§ **DETTAGLI DEL PROBLEMA**
Ricopi integralmente tutti i record seguenti, riga per riga, senza apportare alcuna modifica.

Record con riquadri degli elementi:
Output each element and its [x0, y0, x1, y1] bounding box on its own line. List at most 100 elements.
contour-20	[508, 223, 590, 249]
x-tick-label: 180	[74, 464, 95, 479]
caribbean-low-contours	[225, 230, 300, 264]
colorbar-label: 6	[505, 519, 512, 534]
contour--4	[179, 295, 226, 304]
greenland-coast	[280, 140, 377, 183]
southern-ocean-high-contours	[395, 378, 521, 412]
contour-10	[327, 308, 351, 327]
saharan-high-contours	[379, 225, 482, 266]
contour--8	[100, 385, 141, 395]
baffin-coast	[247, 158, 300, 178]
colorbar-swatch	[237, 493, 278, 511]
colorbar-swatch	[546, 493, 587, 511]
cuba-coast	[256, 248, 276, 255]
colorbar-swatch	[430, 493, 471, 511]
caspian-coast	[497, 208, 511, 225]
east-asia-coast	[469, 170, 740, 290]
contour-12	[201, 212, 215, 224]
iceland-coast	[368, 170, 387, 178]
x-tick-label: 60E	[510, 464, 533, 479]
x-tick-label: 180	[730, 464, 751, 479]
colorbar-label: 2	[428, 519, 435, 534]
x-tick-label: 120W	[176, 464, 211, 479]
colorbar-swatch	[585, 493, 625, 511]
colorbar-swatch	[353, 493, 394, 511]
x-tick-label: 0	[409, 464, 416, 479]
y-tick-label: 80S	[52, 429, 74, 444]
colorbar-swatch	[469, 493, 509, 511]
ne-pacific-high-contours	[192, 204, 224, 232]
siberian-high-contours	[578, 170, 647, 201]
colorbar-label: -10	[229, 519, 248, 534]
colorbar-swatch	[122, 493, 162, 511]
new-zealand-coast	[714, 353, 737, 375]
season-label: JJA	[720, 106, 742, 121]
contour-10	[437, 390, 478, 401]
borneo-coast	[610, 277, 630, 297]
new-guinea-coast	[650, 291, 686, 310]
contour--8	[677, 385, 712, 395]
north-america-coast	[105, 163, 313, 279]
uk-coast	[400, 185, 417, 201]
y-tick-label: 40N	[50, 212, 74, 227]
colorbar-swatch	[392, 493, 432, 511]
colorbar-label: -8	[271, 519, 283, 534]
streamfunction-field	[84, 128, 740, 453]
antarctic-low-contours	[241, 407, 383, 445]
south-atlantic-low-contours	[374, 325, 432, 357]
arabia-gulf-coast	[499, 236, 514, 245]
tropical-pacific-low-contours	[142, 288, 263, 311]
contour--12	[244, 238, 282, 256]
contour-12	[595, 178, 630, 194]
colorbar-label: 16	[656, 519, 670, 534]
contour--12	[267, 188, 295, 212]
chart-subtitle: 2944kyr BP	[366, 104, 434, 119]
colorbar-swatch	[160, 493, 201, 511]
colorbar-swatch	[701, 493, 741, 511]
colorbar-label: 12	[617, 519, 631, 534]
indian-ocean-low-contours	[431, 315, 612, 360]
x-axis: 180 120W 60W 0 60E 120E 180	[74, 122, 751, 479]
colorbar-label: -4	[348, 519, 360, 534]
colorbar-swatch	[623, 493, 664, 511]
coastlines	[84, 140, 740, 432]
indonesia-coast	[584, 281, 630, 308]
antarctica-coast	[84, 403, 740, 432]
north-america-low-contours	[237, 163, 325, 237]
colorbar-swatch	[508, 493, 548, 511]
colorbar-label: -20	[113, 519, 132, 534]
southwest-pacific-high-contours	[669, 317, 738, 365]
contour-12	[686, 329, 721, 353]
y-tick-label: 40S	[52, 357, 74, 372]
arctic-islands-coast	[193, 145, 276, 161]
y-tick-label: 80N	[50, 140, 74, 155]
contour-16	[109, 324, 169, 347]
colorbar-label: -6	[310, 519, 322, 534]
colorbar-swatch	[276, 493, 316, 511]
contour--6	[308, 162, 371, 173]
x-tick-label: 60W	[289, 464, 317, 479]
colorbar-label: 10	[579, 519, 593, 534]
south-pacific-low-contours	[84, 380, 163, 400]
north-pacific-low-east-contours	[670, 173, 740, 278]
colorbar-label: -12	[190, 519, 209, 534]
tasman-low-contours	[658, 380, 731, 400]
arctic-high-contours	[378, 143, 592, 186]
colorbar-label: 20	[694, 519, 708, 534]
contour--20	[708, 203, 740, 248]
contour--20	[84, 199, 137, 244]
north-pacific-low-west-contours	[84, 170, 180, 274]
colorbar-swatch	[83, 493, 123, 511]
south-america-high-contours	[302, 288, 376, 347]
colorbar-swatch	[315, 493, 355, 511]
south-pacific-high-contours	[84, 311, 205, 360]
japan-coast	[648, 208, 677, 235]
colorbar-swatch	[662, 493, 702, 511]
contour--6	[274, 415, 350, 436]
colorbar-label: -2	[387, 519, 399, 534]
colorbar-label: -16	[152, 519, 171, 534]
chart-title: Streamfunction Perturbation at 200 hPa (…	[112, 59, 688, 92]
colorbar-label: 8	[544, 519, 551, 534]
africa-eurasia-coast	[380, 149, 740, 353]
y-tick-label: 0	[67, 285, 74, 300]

§ **RISPOSTA AL PROBLEMA**
Output each element and its [x0, y0, x1, y1] bounding box on its own line. List at most 100 elements.
contour-20	[508, 223, 590, 249]
x-tick-label: 180	[74, 464, 95, 479]
caribbean-low-contours	[225, 230, 300, 264]
colorbar-label: 6	[505, 519, 512, 534]
contour--4	[179, 295, 226, 304]
greenland-coast	[280, 140, 377, 183]
southern-ocean-high-contours	[395, 378, 521, 412]
contour-10	[327, 308, 351, 327]
saharan-high-contours	[379, 225, 482, 266]
contour--8	[100, 385, 141, 395]
baffin-coast	[247, 158, 300, 178]
colorbar-swatch	[237, 493, 278, 511]
colorbar-swatch	[546, 493, 587, 511]
cuba-coast	[256, 248, 276, 255]
colorbar-swatch	[430, 493, 471, 511]
caspian-coast	[497, 208, 511, 225]
east-asia-coast	[469, 170, 740, 290]
contour-12	[201, 212, 215, 224]
iceland-coast	[368, 170, 387, 178]
x-tick-label: 60E	[510, 464, 533, 479]
x-tick-label: 180	[730, 464, 751, 479]
colorbar-label: 2	[428, 519, 435, 534]
x-tick-label: 120W	[176, 464, 211, 479]
colorbar-swatch	[585, 493, 625, 511]
colorbar-swatch	[353, 493, 394, 511]
x-tick-label: 0	[409, 464, 416, 479]
y-tick-label: 80S	[52, 429, 74, 444]
colorbar-swatch	[469, 493, 509, 511]
ne-pacific-high-contours	[192, 204, 224, 232]
siberian-high-contours	[578, 170, 647, 201]
colorbar-label: -10	[229, 519, 248, 534]
colorbar-swatch	[122, 493, 162, 511]
new-zealand-coast	[714, 353, 737, 375]
season-label: JJA	[720, 106, 742, 121]
contour-10	[437, 390, 478, 401]
borneo-coast	[610, 277, 630, 297]
new-guinea-coast	[650, 291, 686, 310]
contour--8	[677, 385, 712, 395]
north-america-coast	[105, 163, 313, 279]
uk-coast	[400, 185, 417, 201]
y-tick-label: 40N	[50, 212, 74, 227]
colorbar-swatch	[392, 493, 432, 511]
colorbar-label: -8	[271, 519, 283, 534]
streamfunction-field	[84, 128, 740, 453]
antarctic-low-contours	[241, 407, 383, 445]
south-atlantic-low-contours	[374, 325, 432, 357]
arabia-gulf-coast	[499, 236, 514, 245]
tropical-pacific-low-contours	[142, 288, 263, 311]
contour--12	[244, 238, 282, 256]
contour-12	[595, 178, 630, 194]
colorbar-label: 16	[656, 519, 670, 534]
contour--12	[267, 188, 295, 212]
chart-subtitle: 2944kyr BP	[366, 104, 434, 119]
colorbar-swatch	[160, 493, 201, 511]
colorbar-swatch	[701, 493, 741, 511]
colorbar-label: 12	[617, 519, 631, 534]
indian-ocean-low-contours	[431, 315, 612, 360]
x-axis: 180 120W 60W 0 60E 120E 180	[74, 122, 751, 479]
colorbar-label: -4	[348, 519, 360, 534]
colorbar-swatch	[623, 493, 664, 511]
coastlines	[84, 140, 740, 432]
indonesia-coast	[584, 281, 630, 308]
antarctica-coast	[84, 403, 740, 432]
north-america-low-contours	[237, 163, 325, 237]
colorbar-swatch	[508, 493, 548, 511]
colorbar-label: -20	[113, 519, 132, 534]
southwest-pacific-high-contours	[669, 317, 738, 365]
contour-12	[686, 329, 721, 353]
y-tick-label: 40S	[52, 357, 74, 372]
arctic-islands-coast	[193, 145, 276, 161]
y-tick-label: 80N	[50, 140, 74, 155]
contour-16	[109, 324, 169, 347]
colorbar-label: -6	[310, 519, 322, 534]
colorbar-swatch	[276, 493, 316, 511]
contour--6	[308, 162, 371, 173]
x-tick-label: 60W	[289, 464, 317, 479]
colorbar-label: 10	[579, 519, 593, 534]
south-pacific-low-contours	[84, 380, 163, 400]
north-pacific-low-east-contours	[670, 173, 740, 278]
colorbar-label: -12	[190, 519, 209, 534]
tasman-low-contours	[658, 380, 731, 400]
arctic-high-contours	[378, 143, 592, 186]
colorbar-label: 20	[694, 519, 708, 534]
contour--20	[708, 203, 740, 248]
contour--20	[84, 199, 137, 244]
north-pacific-low-west-contours	[84, 170, 180, 274]
colorbar-swatch	[83, 493, 123, 511]
south-america-high-contours	[302, 288, 376, 347]
colorbar-swatch	[315, 493, 355, 511]
south-pacific-high-contours	[84, 311, 205, 360]
japan-coast	[648, 208, 677, 235]
colorbar-swatch	[662, 493, 702, 511]
contour--6	[274, 415, 350, 436]
colorbar-label: -2	[387, 519, 399, 534]
colorbar-label: -16	[152, 519, 171, 534]
chart-title: Streamfunction Perturbation at 200 hPa (…	[112, 59, 688, 92]
colorbar-label: 8	[544, 519, 551, 534]
africa-eurasia-coast	[380, 149, 740, 353]
y-tick-label: 0	[67, 285, 74, 300]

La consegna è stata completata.